* BEGIN *

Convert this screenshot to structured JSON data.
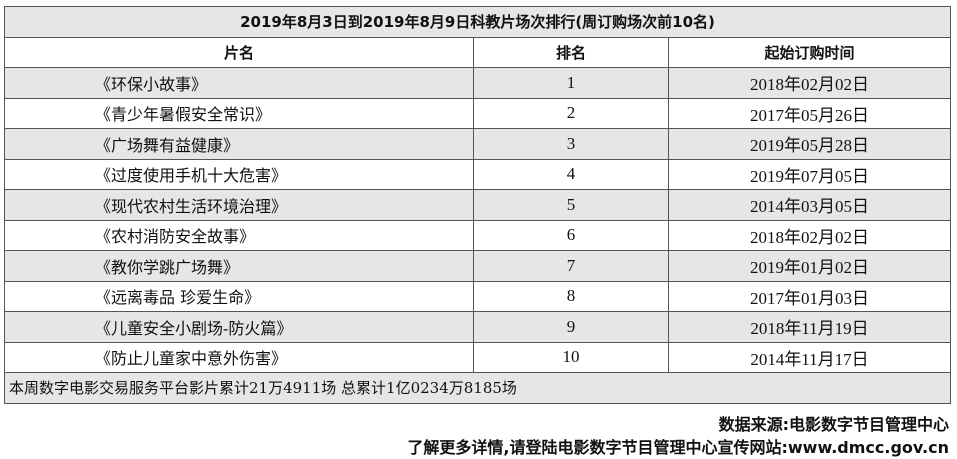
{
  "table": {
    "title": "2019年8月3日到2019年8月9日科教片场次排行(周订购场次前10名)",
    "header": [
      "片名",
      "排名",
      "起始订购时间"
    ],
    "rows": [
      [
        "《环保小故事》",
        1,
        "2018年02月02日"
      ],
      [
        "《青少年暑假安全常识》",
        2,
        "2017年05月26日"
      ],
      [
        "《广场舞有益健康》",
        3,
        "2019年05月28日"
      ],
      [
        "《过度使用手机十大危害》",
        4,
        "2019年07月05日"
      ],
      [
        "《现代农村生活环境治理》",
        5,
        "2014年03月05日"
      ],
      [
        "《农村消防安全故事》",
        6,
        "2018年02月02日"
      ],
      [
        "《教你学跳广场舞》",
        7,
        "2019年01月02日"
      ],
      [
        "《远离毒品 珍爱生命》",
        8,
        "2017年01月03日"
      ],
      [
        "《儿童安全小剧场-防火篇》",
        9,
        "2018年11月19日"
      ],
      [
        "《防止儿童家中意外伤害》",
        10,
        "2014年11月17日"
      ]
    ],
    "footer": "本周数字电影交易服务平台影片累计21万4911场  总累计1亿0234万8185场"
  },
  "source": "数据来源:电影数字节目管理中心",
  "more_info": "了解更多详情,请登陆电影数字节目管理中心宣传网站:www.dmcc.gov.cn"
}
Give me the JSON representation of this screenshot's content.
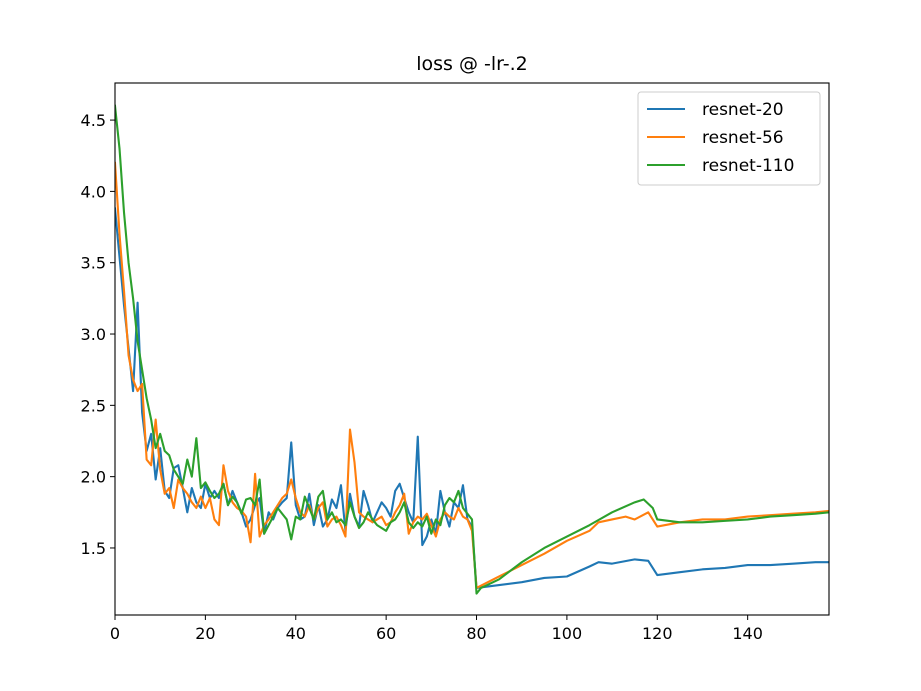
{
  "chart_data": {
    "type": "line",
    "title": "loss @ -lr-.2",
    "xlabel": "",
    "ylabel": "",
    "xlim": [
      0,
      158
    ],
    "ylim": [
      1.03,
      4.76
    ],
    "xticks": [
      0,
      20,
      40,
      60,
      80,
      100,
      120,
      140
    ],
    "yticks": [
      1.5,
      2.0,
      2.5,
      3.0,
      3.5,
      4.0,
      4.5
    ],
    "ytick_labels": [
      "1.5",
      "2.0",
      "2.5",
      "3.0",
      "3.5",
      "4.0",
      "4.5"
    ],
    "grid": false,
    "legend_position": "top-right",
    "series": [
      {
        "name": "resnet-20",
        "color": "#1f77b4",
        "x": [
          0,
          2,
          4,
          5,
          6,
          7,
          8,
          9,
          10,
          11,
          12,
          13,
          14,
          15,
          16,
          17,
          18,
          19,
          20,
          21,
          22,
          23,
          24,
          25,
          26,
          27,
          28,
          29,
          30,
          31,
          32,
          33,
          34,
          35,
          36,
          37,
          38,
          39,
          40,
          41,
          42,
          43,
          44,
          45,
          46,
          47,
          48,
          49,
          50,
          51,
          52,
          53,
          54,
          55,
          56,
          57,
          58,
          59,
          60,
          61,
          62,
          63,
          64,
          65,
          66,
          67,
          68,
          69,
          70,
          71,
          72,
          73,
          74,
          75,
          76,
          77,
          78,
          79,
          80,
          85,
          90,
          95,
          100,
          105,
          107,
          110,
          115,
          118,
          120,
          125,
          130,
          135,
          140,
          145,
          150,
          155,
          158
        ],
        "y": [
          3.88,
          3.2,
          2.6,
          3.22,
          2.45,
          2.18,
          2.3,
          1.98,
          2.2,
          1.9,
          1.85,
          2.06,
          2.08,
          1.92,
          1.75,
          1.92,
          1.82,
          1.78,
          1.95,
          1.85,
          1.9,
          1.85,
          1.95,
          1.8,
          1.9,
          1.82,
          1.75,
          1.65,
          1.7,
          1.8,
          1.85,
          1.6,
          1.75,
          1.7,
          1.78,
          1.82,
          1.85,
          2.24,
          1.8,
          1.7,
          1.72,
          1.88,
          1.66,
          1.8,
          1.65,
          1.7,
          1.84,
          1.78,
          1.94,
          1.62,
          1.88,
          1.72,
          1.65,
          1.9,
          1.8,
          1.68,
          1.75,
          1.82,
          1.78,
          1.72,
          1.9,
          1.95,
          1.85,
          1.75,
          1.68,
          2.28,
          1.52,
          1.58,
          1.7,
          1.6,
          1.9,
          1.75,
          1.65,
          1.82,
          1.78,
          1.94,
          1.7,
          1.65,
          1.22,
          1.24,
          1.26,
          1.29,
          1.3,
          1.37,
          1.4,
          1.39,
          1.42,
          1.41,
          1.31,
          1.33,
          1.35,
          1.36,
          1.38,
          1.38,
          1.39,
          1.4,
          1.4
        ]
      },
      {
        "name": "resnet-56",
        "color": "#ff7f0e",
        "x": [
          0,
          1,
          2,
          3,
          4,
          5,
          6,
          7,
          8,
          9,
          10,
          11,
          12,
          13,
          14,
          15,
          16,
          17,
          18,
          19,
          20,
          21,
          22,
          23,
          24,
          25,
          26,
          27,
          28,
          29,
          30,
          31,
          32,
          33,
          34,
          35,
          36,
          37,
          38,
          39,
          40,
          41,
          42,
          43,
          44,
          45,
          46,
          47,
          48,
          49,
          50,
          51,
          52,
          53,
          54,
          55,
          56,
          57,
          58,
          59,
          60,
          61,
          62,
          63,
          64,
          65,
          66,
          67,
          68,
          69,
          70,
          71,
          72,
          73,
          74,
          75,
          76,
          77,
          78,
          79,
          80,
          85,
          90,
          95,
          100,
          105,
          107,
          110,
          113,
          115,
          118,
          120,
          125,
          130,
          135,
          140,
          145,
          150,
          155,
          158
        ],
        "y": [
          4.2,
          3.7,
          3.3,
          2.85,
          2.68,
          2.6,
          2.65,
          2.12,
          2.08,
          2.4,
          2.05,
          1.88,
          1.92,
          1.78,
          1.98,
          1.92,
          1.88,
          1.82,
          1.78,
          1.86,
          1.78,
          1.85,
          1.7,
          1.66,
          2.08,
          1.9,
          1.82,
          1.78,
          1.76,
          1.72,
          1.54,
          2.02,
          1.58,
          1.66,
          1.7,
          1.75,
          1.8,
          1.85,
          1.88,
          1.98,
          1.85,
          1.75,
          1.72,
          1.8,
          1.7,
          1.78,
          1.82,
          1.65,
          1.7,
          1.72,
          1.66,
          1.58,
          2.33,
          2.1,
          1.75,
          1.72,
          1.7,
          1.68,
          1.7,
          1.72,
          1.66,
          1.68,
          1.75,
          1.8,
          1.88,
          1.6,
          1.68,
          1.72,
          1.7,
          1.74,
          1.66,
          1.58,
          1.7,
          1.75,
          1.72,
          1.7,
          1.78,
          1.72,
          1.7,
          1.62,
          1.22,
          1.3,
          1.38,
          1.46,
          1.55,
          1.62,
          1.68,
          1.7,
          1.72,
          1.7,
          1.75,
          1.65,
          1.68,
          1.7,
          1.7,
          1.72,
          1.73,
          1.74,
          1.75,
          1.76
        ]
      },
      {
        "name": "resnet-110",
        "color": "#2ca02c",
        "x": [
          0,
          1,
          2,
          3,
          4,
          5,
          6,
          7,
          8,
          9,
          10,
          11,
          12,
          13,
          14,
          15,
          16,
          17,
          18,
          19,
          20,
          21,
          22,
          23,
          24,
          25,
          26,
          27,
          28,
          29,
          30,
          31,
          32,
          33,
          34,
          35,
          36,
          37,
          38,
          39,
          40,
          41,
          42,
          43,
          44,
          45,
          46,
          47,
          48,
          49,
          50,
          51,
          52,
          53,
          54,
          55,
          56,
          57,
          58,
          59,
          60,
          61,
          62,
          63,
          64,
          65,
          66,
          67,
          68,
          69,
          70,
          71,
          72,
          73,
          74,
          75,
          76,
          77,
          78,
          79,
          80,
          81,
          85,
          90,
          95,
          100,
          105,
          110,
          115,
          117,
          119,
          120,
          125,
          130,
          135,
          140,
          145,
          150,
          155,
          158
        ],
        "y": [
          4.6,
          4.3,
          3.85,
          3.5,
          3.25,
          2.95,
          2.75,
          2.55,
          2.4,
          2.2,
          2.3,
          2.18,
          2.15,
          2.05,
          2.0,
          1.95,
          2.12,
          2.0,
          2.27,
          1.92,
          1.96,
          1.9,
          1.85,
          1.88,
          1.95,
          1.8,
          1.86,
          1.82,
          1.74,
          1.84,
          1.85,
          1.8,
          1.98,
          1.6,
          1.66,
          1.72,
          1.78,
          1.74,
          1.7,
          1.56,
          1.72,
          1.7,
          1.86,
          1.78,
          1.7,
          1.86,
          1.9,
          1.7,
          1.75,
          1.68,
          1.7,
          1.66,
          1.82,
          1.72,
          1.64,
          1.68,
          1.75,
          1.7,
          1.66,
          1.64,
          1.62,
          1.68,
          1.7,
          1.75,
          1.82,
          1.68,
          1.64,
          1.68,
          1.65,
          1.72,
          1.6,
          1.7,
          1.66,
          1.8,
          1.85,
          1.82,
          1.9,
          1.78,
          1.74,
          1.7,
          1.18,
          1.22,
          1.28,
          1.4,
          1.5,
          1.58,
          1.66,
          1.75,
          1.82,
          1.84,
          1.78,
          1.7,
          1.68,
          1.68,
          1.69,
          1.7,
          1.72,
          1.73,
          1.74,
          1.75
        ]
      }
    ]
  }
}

* END *

# Short problem
Pick out the lines that include the word "screenshot" and write them out.

# Worked answer
Convert this screenshot to structured JSON data.
Give me the JSON representation of this screenshot's content.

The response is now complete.